- [YOUR GOAL]: Using the listing below, extract each line that has the word "хранить" in it.
— begin EXTRACTED ENTRIES —
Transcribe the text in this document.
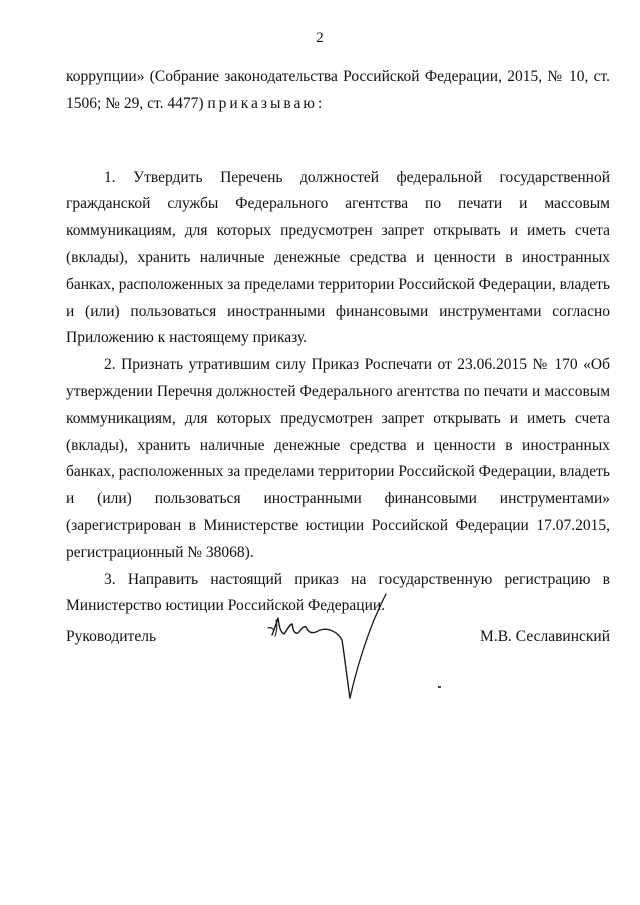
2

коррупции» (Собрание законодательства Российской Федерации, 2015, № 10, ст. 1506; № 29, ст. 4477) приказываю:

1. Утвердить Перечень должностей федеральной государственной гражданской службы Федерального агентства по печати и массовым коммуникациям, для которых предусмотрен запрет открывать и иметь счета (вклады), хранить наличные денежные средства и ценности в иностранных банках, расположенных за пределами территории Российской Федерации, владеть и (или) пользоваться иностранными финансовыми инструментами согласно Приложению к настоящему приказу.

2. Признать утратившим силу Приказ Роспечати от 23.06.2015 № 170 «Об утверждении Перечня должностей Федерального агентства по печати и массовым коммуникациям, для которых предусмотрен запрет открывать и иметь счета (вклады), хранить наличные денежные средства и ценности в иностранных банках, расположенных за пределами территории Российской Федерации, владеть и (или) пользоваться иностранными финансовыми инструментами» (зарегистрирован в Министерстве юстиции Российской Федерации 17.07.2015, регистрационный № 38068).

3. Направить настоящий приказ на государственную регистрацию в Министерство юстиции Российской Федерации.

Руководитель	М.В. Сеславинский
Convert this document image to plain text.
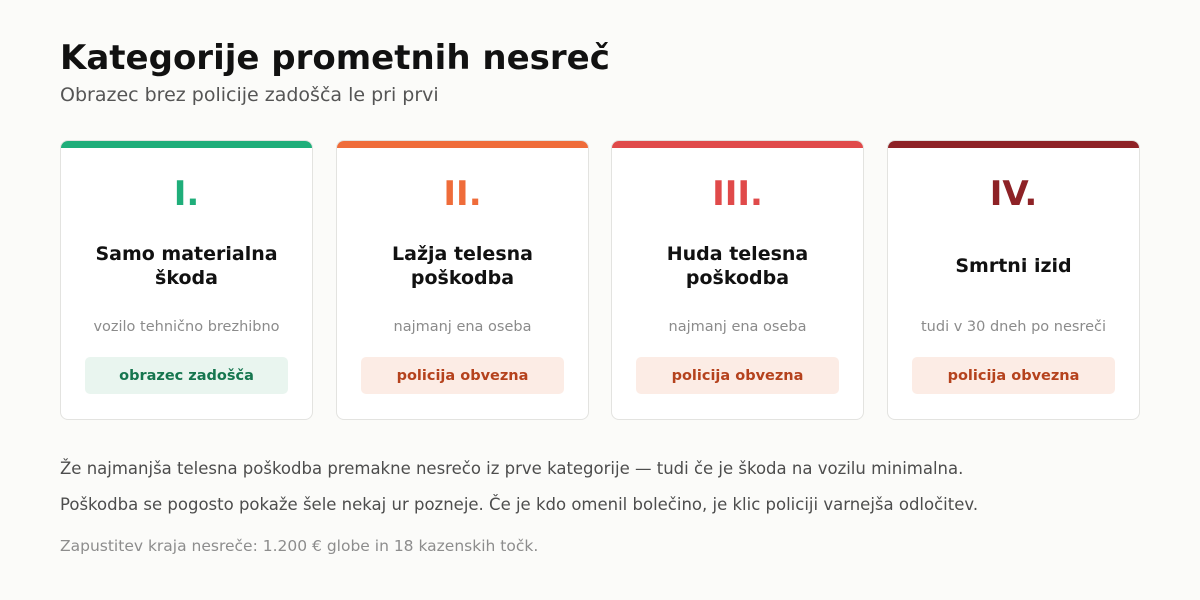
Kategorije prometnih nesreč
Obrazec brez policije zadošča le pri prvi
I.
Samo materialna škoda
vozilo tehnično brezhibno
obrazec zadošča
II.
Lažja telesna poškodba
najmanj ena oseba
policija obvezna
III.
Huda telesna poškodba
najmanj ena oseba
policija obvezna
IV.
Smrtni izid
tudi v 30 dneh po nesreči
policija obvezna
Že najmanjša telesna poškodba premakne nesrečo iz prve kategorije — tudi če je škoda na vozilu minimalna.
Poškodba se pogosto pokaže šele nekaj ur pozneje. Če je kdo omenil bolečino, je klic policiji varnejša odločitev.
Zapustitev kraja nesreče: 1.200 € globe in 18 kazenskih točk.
— end EXTRACTED ENTRIES —
- [RESULT OF THIS EXERCISE]:
1. Утвердить Перечень должностей федеральной государственной гражданской службы Федерального агентства по печати и массовым коммуникациям, для которых предусмотрен запрет открывать и иметь счета (вклады), хранить наличные денежные средства и ценности в иностранных банках, расположенных за пределами территории Российской Федерации, владеть и (или) пользоваться иностранными финансовыми инструментами согласно Приложению к настоящему приказу.
2. Признать утратившим силу Приказ Роспечати от 23.06.2015 № 170 «Об утверждении Перечня должностей Федерального агентства по печати и массовым коммуникациям, для которых предусмотрен запрет открывать и иметь счета (вклады), хранить наличные денежные средства и ценности в иностранных банках, расположенных за пределами территории Российской Федерации, владеть и (или) пользоваться иностранными финансовыми инструментами» (зарегистрирован в Министерстве юстиции Российской Федерации 17.07.2015, регистрационный № 38068).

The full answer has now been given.